> [WHAT IS BEING ASKED]
Identify the line with "Give me the"; copy word for word that line and every one after it, to the end of the listing. Exclude pictures.

(Figure dataset records)
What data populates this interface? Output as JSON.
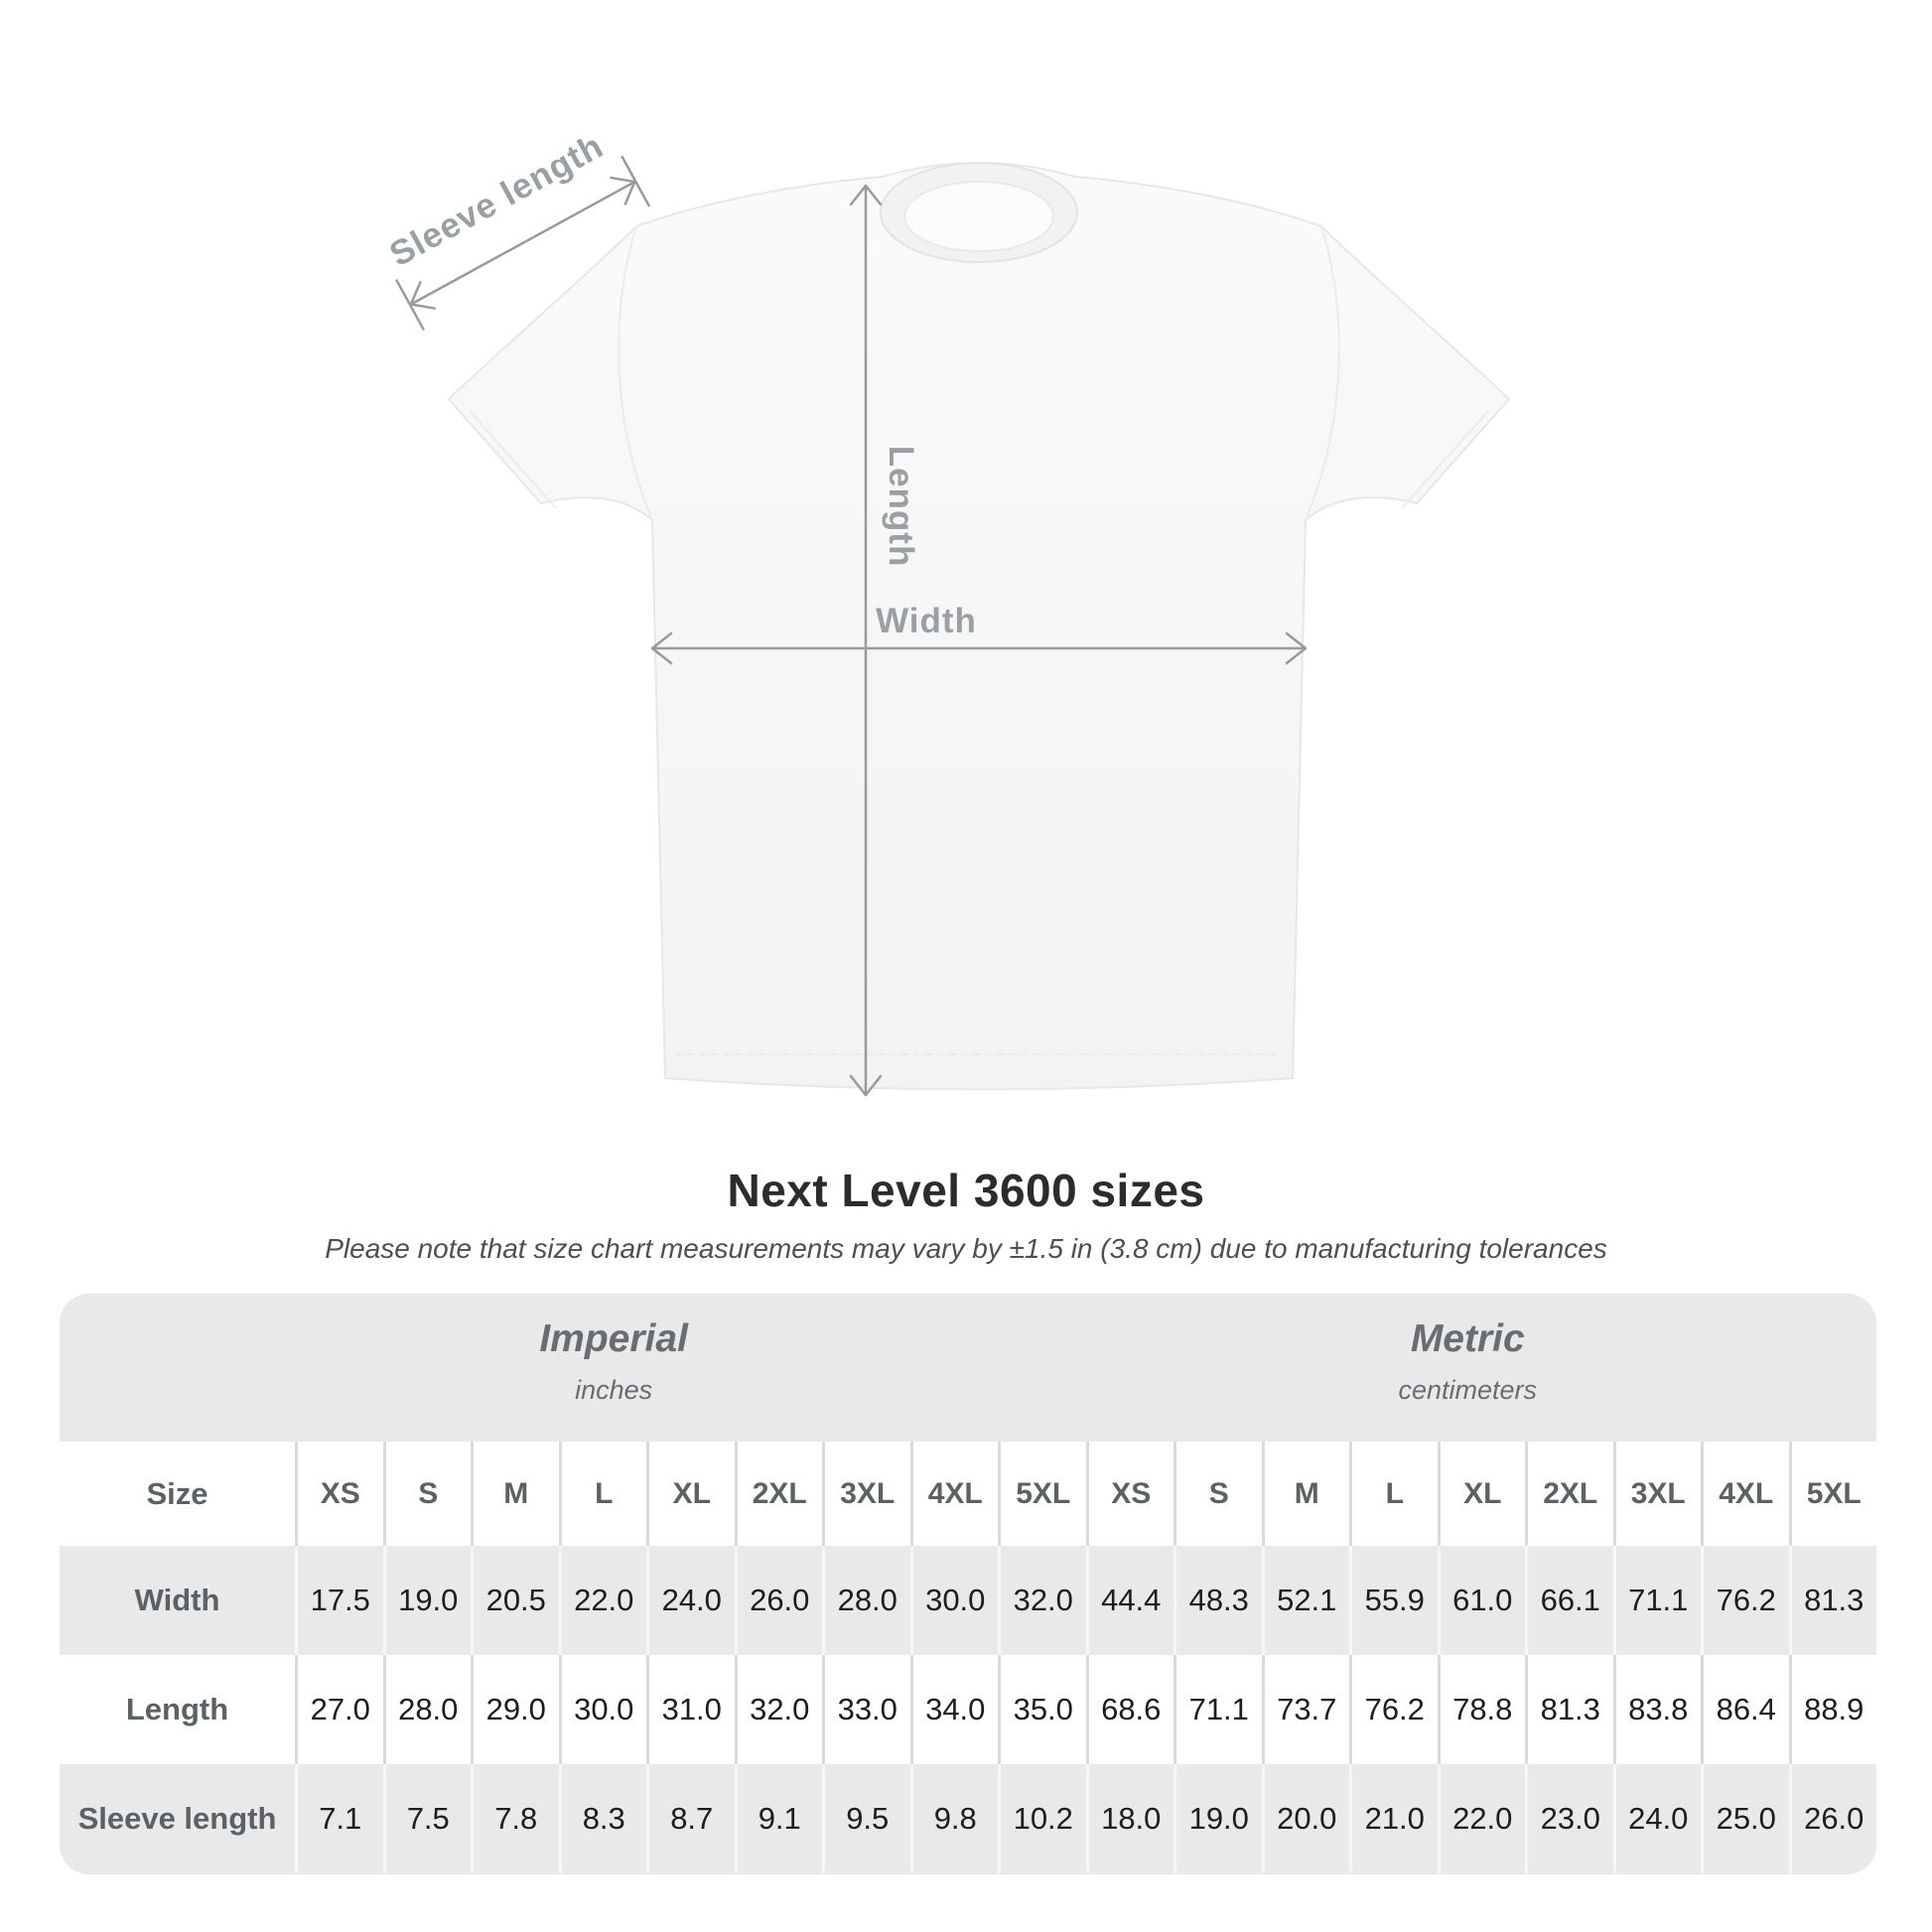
{
  "diagram": {
    "sleeve_length_label": "Sleeve length",
    "length_label": "Length",
    "width_label": "Width"
  },
  "title": "Next Level 3600 sizes",
  "subtitle": "Please note that size chart measurements may vary by ±1.5 in (3.8 cm) due to manufacturing tolerances",
  "table": {
    "size_header": "Size",
    "size_columns": [
      "XS",
      "S",
      "M",
      "L",
      "XL",
      "2XL",
      "3XL",
      "4XL",
      "5XL"
    ],
    "sections": [
      {
        "name": "Imperial",
        "unit": "inches"
      },
      {
        "name": "Metric",
        "unit": "centimeters"
      }
    ],
    "rows": [
      {
        "label": "Width",
        "imperial": [
          "17.5",
          "19.0",
          "20.5",
          "22.0",
          "24.0",
          "26.0",
          "28.0",
          "30.0",
          "32.0"
        ],
        "metric": [
          "44.4",
          "48.3",
          "52.1",
          "55.9",
          "61.0",
          "66.1",
          "71.1",
          "76.2",
          "81.3"
        ]
      },
      {
        "label": "Length",
        "imperial": [
          "27.0",
          "28.0",
          "29.0",
          "30.0",
          "31.0",
          "32.0",
          "33.0",
          "34.0",
          "35.0"
        ],
        "metric": [
          "68.6",
          "71.1",
          "73.7",
          "76.2",
          "78.8",
          "81.3",
          "83.8",
          "86.4",
          "88.9"
        ]
      },
      {
        "label": "Sleeve length",
        "imperial": [
          "7.1",
          "7.5",
          "7.8",
          "8.3",
          "8.7",
          "9.1",
          "9.5",
          "9.8",
          "10.2"
        ],
        "metric": [
          "18.0",
          "19.0",
          "20.0",
          "21.0",
          "22.0",
          "23.0",
          "24.0",
          "25.0",
          "26.0"
        ]
      }
    ]
  },
  "colors": {
    "annotation_gray": "#9a9a9a",
    "table_background": "#e9e9e9",
    "label_text": "#5b6165",
    "value_text": "#1d1d1f"
  }
}
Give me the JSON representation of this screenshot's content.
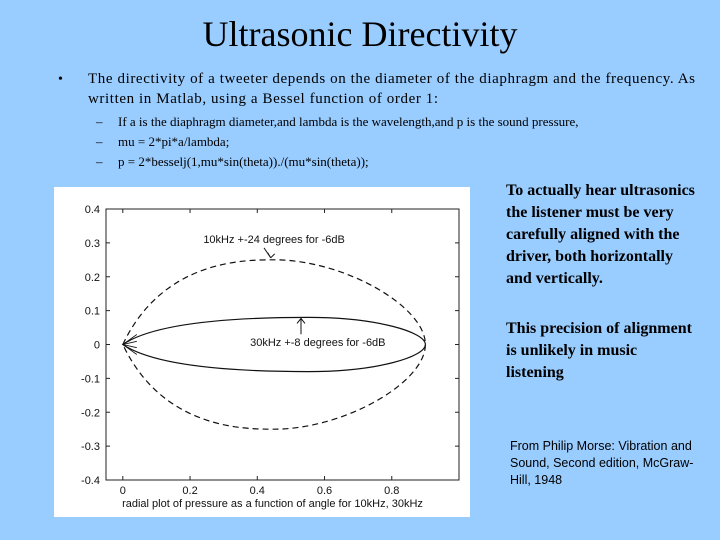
{
  "slide": {
    "title": "Ultrasonic Directivity",
    "bullet_marker": "•",
    "bullet_text": "The directivity of a tweeter depends on the diameter of the diaphragm and the frequency. As written in Matlab, using a Bessel function of order 1:",
    "sub_marker": "–",
    "sub_items": [
      "If a is the diaphragm diameter,and lambda is the wavelength,and p is the sound pressure,",
      "mu = 2*pi*a/lambda;",
      "p = 2*besselj(1,mu*sin(theta))./(mu*sin(theta));"
    ],
    "side_text_1": "To actually hear ultrasonics the listener must be very carefully aligned with the driver, both horizontally and vertically.",
    "side_text_2": "This precision of alignment is unlikely in music listening",
    "citation": "From Philip Morse: Vibration and Sound, Second edition, McGraw-Hill, 1948"
  },
  "chart_data": {
    "type": "line",
    "xlabel": "radial plot of pressure as a function of angle for 10kHz, 30kHz",
    "ylabel": "",
    "xlim": [
      -0.05,
      1.0
    ],
    "ylim": [
      -0.4,
      0.4
    ],
    "x_ticks": [
      "0",
      "0.2",
      "0.4",
      "0.6",
      "0.8"
    ],
    "y_ticks": [
      "0.4",
      "0.3",
      "0.2",
      "0.1",
      "0",
      "-0.1",
      "-0.2",
      "-0.3",
      "-0.4"
    ],
    "series": [
      {
        "line": "dashed",
        "half_angle_deg": 24,
        "peak_y": 0.25,
        "peak_x": 0.45
      },
      {
        "line": "solid",
        "half_angle_deg": 8,
        "peak_y": 0.08,
        "peak_x": 0.55
      }
    ],
    "annotations": [
      {
        "text": "10kHz +-24 degrees for -6dB",
        "x": 0.45,
        "y": 0.3
      },
      {
        "text": "30kHz +-8 degrees for -6dB",
        "x": 0.58,
        "y": -0.005
      }
    ],
    "grid": false
  }
}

> [SOLUTION FOR THIS PROBLEM]
Give me the JSON representation of this screenshot's content.
{
  "slide": {
    "title": "Ultrasonic Directivity",
    "bullet_marker": "•",
    "bullet_text": "The directivity of a tweeter depends on the diameter of the diaphragm and the frequency. As written in Matlab, using a Bessel function of order 1:",
    "sub_marker": "–",
    "sub_items": [
      "If a is the diaphragm diameter,and lambda is the wavelength,and p is the sound pressure,",
      "mu = 2*pi*a/lambda;",
      "p = 2*besselj(1,mu*sin(theta))./(mu*sin(theta));"
    ],
    "side_text_1": "To actually hear ultrasonics the listener must be very carefully aligned with the driver, both horizontally and vertically.",
    "side_text_2": "This precision of alignment is unlikely in music listening",
    "citation": "From Philip Morse: Vibration and Sound, Second edition, McGraw-Hill, 1948"
  },
  "chart_data": {
    "type": "line",
    "xlabel": "radial plot of pressure as a function of angle for 10kHz, 30kHz",
    "ylabel": "",
    "xlim": [
      -0.05,
      1.0
    ],
    "ylim": [
      -0.4,
      0.4
    ],
    "x_ticks": [
      "0",
      "0.2",
      "0.4",
      "0.6",
      "0.8"
    ],
    "y_ticks": [
      "0.4",
      "0.3",
      "0.2",
      "0.1",
      "0",
      "-0.1",
      "-0.2",
      "-0.3",
      "-0.4"
    ],
    "series": [
      {
        "line": "dashed",
        "half_angle_deg": 24,
        "peak_y": 0.25,
        "peak_x": 0.45
      },
      {
        "line": "solid",
        "half_angle_deg": 8,
        "peak_y": 0.08,
        "peak_x": 0.55
      }
    ],
    "annotations": [
      {
        "text": "10kHz +-24 degrees for -6dB",
        "x": 0.45,
        "y": 0.3
      },
      {
        "text": "30kHz +-8 degrees for -6dB",
        "x": 0.58,
        "y": -0.005
      }
    ],
    "grid": false
  }
}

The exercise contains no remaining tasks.